◆ Problem
Output verbatim the portion of the material that opens with the line containing "volume-bar [694, 724, 701, 756]" and closes with the line containing "toolbar-button-3[interactable]: 多股 [987, 4, 1013, 23]", including both of those lines and nothing else.

◆ Records provided
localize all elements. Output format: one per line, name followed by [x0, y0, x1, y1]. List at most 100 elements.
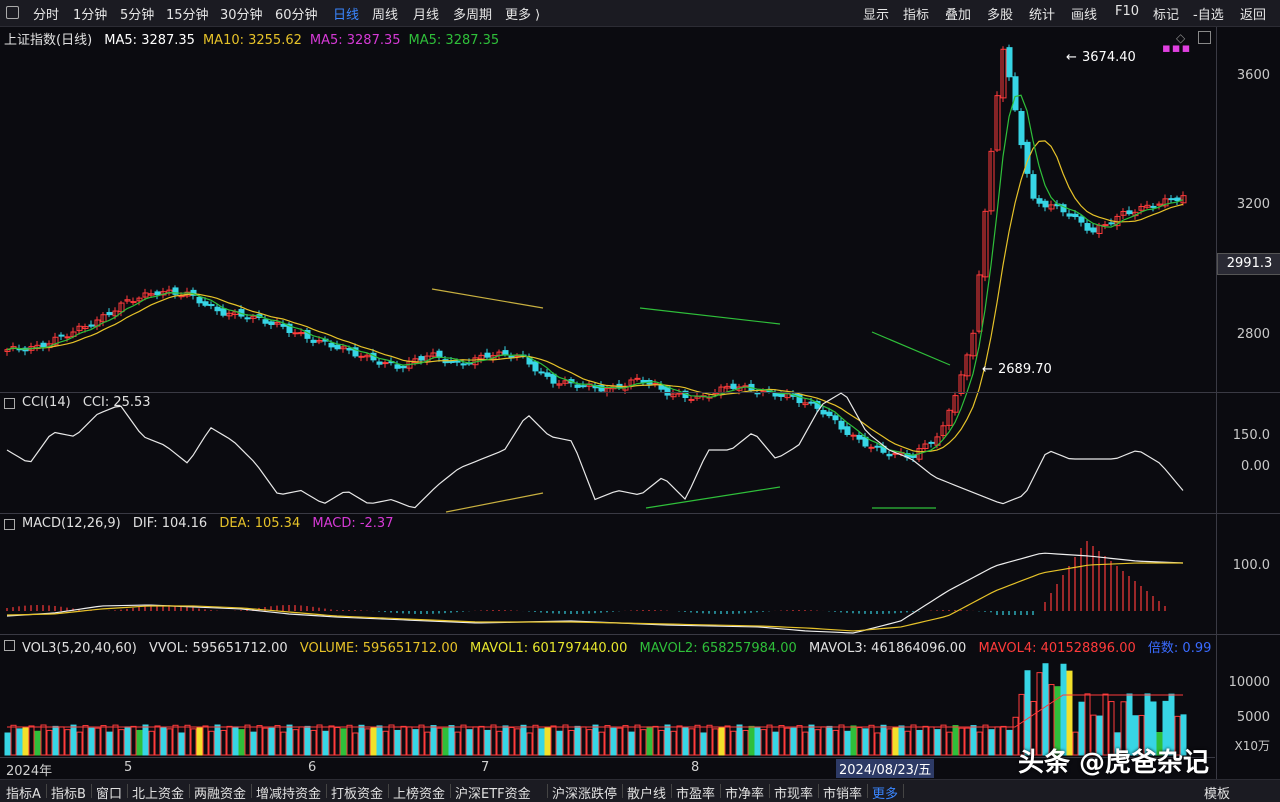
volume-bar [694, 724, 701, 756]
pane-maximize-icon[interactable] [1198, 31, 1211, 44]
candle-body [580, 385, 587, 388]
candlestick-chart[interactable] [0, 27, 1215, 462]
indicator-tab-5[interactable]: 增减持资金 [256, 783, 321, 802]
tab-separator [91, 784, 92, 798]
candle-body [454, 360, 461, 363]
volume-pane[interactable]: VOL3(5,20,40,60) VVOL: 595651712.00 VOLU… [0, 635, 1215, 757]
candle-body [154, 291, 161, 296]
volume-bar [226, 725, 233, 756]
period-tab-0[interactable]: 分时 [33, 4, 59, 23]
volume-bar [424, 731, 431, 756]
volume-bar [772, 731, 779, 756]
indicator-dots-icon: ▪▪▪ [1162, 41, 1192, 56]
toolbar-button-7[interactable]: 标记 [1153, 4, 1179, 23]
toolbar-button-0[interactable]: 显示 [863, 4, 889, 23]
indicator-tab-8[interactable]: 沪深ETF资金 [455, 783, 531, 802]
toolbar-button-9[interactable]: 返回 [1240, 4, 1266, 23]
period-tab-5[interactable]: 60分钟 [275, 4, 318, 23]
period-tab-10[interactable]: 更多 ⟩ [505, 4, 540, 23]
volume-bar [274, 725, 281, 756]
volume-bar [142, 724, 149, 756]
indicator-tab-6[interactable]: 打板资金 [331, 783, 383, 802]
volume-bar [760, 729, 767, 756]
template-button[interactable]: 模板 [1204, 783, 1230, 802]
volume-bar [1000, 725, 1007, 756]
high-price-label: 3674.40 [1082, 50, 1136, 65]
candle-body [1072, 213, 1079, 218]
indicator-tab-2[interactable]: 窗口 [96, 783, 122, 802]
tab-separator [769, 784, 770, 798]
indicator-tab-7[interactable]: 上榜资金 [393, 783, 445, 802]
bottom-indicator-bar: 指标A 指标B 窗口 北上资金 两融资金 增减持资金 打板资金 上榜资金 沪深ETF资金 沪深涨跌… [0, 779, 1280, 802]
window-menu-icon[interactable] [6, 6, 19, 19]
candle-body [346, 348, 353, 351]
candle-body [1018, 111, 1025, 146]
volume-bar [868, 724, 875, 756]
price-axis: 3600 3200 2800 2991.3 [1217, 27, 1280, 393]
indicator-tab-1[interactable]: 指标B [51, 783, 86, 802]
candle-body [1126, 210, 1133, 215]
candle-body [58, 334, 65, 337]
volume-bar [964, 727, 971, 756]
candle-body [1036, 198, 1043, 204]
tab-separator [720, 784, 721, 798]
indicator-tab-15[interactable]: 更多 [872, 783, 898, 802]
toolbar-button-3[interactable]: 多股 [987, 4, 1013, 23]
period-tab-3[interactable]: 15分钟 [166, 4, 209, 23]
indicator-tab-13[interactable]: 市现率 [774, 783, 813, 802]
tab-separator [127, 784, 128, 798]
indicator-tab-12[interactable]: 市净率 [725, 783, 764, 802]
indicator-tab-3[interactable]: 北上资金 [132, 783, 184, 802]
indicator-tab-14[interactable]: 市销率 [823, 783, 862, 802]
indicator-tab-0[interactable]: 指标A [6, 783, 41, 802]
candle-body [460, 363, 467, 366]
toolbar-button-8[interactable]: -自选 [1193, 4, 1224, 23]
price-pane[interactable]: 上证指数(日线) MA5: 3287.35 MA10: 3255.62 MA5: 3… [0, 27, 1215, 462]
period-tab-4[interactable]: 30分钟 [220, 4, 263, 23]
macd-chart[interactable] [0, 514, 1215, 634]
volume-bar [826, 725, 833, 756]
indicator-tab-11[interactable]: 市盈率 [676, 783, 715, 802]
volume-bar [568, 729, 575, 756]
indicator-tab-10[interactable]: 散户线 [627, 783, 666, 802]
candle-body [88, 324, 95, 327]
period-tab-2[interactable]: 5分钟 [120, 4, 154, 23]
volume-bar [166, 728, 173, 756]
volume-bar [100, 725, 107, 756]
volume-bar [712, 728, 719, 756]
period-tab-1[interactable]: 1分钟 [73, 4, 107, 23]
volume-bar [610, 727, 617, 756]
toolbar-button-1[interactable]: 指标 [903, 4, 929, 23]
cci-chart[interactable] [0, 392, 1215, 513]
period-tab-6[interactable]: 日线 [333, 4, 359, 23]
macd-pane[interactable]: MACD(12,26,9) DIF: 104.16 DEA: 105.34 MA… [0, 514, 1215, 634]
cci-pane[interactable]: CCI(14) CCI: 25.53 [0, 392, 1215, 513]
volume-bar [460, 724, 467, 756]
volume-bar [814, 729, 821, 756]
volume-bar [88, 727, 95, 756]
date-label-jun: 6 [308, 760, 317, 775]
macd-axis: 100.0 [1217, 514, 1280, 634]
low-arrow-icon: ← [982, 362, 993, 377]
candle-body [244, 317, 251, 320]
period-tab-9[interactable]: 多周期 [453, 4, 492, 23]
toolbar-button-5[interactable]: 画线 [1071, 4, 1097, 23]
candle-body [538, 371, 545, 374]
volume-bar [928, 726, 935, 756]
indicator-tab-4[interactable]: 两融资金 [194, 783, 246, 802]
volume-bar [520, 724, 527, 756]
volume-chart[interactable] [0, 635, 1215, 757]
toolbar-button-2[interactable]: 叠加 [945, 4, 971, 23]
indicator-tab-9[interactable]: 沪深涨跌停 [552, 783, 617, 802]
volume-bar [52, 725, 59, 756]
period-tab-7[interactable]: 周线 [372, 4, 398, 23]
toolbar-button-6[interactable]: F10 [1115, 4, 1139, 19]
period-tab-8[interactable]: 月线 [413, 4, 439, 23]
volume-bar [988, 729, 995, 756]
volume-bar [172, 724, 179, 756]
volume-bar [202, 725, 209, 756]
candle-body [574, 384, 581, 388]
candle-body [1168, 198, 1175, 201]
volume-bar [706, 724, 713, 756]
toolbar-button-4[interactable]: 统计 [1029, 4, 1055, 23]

◆ Result of the task
volume-bar [694, 724, 701, 756]
pane-maximize-icon[interactable] [1198, 31, 1211, 44]
candle-body [580, 385, 587, 388]
candlestick-chart[interactable] [0, 27, 1215, 462]
indicator-tab-5[interactable]: 增减持资金 [256, 783, 321, 802]
tab-separator [91, 784, 92, 798]
candle-body [454, 360, 461, 363]
volume-pane[interactable]: VOL3(5,20,40,60) VVOL: 595651712.00 VOLU… [0, 635, 1215, 757]
candle-body [154, 291, 161, 296]
volume-bar [226, 725, 233, 756]
period-tab-0[interactable]: 分时 [33, 4, 59, 23]
volume-bar [424, 731, 431, 756]
volume-bar [772, 731, 779, 756]
indicator-dots-icon: ▪▪▪ [1162, 41, 1192, 56]
toolbar-button-7[interactable]: 标记 [1153, 4, 1179, 23]
toolbar-button-0[interactable]: 显示 [863, 4, 889, 23]
indicator-tab-8[interactable]: 沪深ETF资金 [455, 783, 531, 802]
toolbar-button-9[interactable]: 返回 [1240, 4, 1266, 23]
period-tab-5[interactable]: 60分钟 [275, 4, 318, 23]
period-tab-10[interactable]: 更多 ⟩ [505, 4, 540, 23]
volume-bar [274, 725, 281, 756]
volume-bar [142, 724, 149, 756]
indicator-tab-6[interactable]: 打板资金 [331, 783, 383, 802]
volume-bar [760, 729, 767, 756]
template-button[interactable]: 模板 [1204, 783, 1230, 802]
volume-bar [1000, 725, 1007, 756]
high-price-label: 3674.40 [1082, 50, 1136, 65]
candle-body [1072, 213, 1079, 218]
indicator-tab-2[interactable]: 窗口 [96, 783, 122, 802]
tab-separator [769, 784, 770, 798]
indicator-tab-7[interactable]: 上榜资金 [393, 783, 445, 802]
bottom-indicator-bar: 指标A 指标B 窗口 北上资金 两融资金 增减持资金 打板资金 上榜资金 沪深ETF资金 沪深涨跌… [0, 779, 1280, 802]
window-menu-icon[interactable] [6, 6, 19, 19]
candle-body [346, 348, 353, 351]
candle-body [1018, 111, 1025, 146]
volume-bar [868, 724, 875, 756]
price-axis: 3600 3200 2800 2991.3 [1217, 27, 1280, 393]
indicator-tab-1[interactable]: 指标B [51, 783, 86, 802]
candle-body [1126, 210, 1133, 215]
candle-body [58, 334, 65, 337]
volume-bar [964, 727, 971, 756]
candle-body [1036, 198, 1043, 204]
tab-separator [720, 784, 721, 798]
indicator-tab-15[interactable]: 更多 [872, 783, 898, 802]
toolbar-button-3[interactable]: 多股 [987, 4, 1013, 23]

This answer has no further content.